Stored data »
· · · · ·

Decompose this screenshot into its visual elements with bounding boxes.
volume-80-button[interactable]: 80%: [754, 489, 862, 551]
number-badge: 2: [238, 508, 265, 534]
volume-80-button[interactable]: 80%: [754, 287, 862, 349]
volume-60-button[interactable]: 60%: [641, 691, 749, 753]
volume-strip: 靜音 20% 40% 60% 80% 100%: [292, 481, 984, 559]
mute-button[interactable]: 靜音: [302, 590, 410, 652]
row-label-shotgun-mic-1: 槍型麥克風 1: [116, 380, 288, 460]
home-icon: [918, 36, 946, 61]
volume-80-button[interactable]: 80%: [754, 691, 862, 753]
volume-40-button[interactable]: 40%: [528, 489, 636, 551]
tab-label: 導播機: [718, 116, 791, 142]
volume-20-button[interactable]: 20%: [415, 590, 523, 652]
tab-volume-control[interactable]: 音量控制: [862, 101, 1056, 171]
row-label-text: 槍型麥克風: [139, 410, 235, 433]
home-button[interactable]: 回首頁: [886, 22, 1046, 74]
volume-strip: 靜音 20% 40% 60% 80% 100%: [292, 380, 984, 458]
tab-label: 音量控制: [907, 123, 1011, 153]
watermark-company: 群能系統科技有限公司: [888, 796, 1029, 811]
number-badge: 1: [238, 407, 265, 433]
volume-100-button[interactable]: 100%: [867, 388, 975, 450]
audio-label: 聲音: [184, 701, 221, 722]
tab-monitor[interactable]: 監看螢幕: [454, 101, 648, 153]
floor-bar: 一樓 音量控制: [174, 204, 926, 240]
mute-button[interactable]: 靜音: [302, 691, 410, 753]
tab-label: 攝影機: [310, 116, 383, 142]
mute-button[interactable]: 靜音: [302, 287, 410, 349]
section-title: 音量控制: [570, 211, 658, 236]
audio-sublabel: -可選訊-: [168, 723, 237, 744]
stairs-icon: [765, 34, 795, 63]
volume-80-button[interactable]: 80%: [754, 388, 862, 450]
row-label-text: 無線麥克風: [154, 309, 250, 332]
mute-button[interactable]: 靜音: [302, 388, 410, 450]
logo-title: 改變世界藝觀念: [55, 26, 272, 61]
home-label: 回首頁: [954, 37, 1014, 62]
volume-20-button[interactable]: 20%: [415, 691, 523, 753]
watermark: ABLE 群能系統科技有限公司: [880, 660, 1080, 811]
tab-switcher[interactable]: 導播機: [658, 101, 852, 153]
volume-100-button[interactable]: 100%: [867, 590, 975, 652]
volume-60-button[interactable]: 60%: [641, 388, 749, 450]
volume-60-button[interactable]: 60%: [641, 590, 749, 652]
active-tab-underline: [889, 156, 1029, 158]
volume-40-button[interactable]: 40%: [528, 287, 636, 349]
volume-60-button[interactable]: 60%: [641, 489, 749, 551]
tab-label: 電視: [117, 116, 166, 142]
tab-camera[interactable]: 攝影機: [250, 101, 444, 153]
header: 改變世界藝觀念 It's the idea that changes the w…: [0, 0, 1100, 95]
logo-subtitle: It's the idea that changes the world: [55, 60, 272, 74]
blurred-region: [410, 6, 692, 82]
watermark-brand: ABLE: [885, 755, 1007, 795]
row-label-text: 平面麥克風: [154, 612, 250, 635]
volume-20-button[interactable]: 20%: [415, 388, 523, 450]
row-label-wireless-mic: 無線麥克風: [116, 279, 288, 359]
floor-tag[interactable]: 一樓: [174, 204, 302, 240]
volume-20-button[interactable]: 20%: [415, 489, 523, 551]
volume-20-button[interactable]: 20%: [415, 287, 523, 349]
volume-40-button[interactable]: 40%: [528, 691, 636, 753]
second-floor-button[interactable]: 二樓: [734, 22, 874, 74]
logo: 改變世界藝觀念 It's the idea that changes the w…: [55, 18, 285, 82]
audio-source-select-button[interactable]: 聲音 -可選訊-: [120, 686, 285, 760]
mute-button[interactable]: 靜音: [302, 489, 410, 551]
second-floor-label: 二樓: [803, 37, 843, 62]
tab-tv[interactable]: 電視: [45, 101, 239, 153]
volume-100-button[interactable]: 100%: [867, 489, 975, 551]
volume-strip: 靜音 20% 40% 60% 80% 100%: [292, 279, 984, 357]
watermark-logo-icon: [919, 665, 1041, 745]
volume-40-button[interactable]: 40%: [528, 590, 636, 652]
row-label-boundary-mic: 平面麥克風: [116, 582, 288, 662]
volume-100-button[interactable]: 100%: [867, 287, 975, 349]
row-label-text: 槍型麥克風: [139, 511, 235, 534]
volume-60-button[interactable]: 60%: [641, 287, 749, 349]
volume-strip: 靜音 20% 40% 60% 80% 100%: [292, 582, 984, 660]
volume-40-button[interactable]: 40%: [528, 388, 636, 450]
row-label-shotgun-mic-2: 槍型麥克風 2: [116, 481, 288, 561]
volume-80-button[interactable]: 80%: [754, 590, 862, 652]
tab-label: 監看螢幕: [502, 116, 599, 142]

· · · · ·

WORK TO DO » Reproduce every line of the stored data above verbatim, from the first line to the last.

TASK SOLUTION »
Decompose this screenshot into its visual elements with bounding boxes.
volume-80-button[interactable]: 80%: [754, 489, 862, 551]
number-badge: 2: [238, 508, 265, 534]
volume-80-button[interactable]: 80%: [754, 287, 862, 349]
volume-60-button[interactable]: 60%: [641, 691, 749, 753]
volume-strip: 靜音 20% 40% 60% 80% 100%: [292, 481, 984, 559]
mute-button[interactable]: 靜音: [302, 590, 410, 652]
row-label-shotgun-mic-1: 槍型麥克風 1: [116, 380, 288, 460]
home-icon: [918, 36, 946, 61]
volume-80-button[interactable]: 80%: [754, 691, 862, 753]
volume-40-button[interactable]: 40%: [528, 489, 636, 551]
tab-label: 導播機: [718, 116, 791, 142]
volume-20-button[interactable]: 20%: [415, 590, 523, 652]
tab-volume-control[interactable]: 音量控制: [862, 101, 1056, 171]
row-label-text: 槍型麥克風: [139, 410, 235, 433]
home-button[interactable]: 回首頁: [886, 22, 1046, 74]
volume-strip: 靜音 20% 40% 60% 80% 100%: [292, 380, 984, 458]
tab-label: 音量控制: [907, 123, 1011, 153]
watermark-company: 群能系統科技有限公司: [888, 796, 1029, 811]
number-badge: 1: [238, 407, 265, 433]
volume-100-button[interactable]: 100%: [867, 388, 975, 450]
audio-label: 聲音: [184, 701, 221, 722]
tab-monitor[interactable]: 監看螢幕: [454, 101, 648, 153]
floor-bar: 一樓 音量控制: [174, 204, 926, 240]
mute-button[interactable]: 靜音: [302, 691, 410, 753]
tab-label: 攝影機: [310, 116, 383, 142]
mute-button[interactable]: 靜音: [302, 287, 410, 349]
section-title: 音量控制: [570, 211, 658, 236]
audio-sublabel: -可選訊-: [168, 723, 237, 744]
stairs-icon: [765, 34, 795, 63]
volume-80-button[interactable]: 80%: [754, 388, 862, 450]
row-label-text: 無線麥克風: [154, 309, 250, 332]
mute-button[interactable]: 靜音: [302, 388, 410, 450]
logo-title: 改變世界藝觀念: [55, 26, 272, 61]
home-label: 回首頁: [954, 37, 1014, 62]
volume-20-button[interactable]: 20%: [415, 691, 523, 753]
watermark: ABLE 群能系統科技有限公司: [880, 660, 1080, 811]
tab-switcher[interactable]: 導播機: [658, 101, 852, 153]
volume-100-button[interactable]: 100%: [867, 590, 975, 652]
volume-60-button[interactable]: 60%: [641, 388, 749, 450]
volume-60-button[interactable]: 60%: [641, 590, 749, 652]
active-tab-underline: [889, 156, 1029, 158]
volume-40-button[interactable]: 40%: [528, 287, 636, 349]
volume-60-button[interactable]: 60%: [641, 489, 749, 551]
tab-label: 電視: [117, 116, 166, 142]
tab-camera[interactable]: 攝影機: [250, 101, 444, 153]
header: 改變世界藝觀念 It's the idea that changes the w…: [0, 0, 1100, 95]
logo-subtitle: It's the idea that changes the world: [55, 60, 272, 74]
blurred-region: [410, 6, 692, 82]
watermark-brand: ABLE: [885, 755, 1007, 795]
row-label-text: 平面麥克風: [154, 612, 250, 635]
volume-20-button[interactable]: 20%: [415, 388, 523, 450]
row-label-wireless-mic: 無線麥克風: [116, 279, 288, 359]
floor-tag[interactable]: 一樓: [174, 204, 302, 240]
volume-20-button[interactable]: 20%: [415, 489, 523, 551]
volume-20-button[interactable]: 20%: [415, 287, 523, 349]
volume-40-button[interactable]: 40%: [528, 691, 636, 753]
second-floor-button[interactable]: 二樓: [734, 22, 874, 74]
logo: 改變世界藝觀念 It's the idea that changes the w…: [55, 18, 285, 82]
audio-source-select-button[interactable]: 聲音 -可選訊-: [120, 686, 285, 760]
mute-button[interactable]: 靜音: [302, 489, 410, 551]
second-floor-label: 二樓: [803, 37, 843, 62]
tab-tv[interactable]: 電視: [45, 101, 239, 153]
volume-100-button[interactable]: 100%: [867, 489, 975, 551]
volume-strip: 靜音 20% 40% 60% 80% 100%: [292, 279, 984, 357]
watermark-logo-icon: [919, 665, 1041, 745]
volume-40-button[interactable]: 40%: [528, 590, 636, 652]
row-label-boundary-mic: 平面麥克風: [116, 582, 288, 662]
volume-100-button[interactable]: 100%: [867, 287, 975, 349]
row-label-text: 槍型麥克風: [139, 511, 235, 534]
volume-60-button[interactable]: 60%: [641, 287, 749, 349]
volume-strip: 靜音 20% 40% 60% 80% 100%: [292, 582, 984, 660]
volume-40-button[interactable]: 40%: [528, 388, 636, 450]
row-label-shotgun-mic-2: 槍型麥克風 2: [116, 481, 288, 561]
volume-80-button[interactable]: 80%: [754, 590, 862, 652]
tab-label: 監看螢幕: [502, 116, 599, 142]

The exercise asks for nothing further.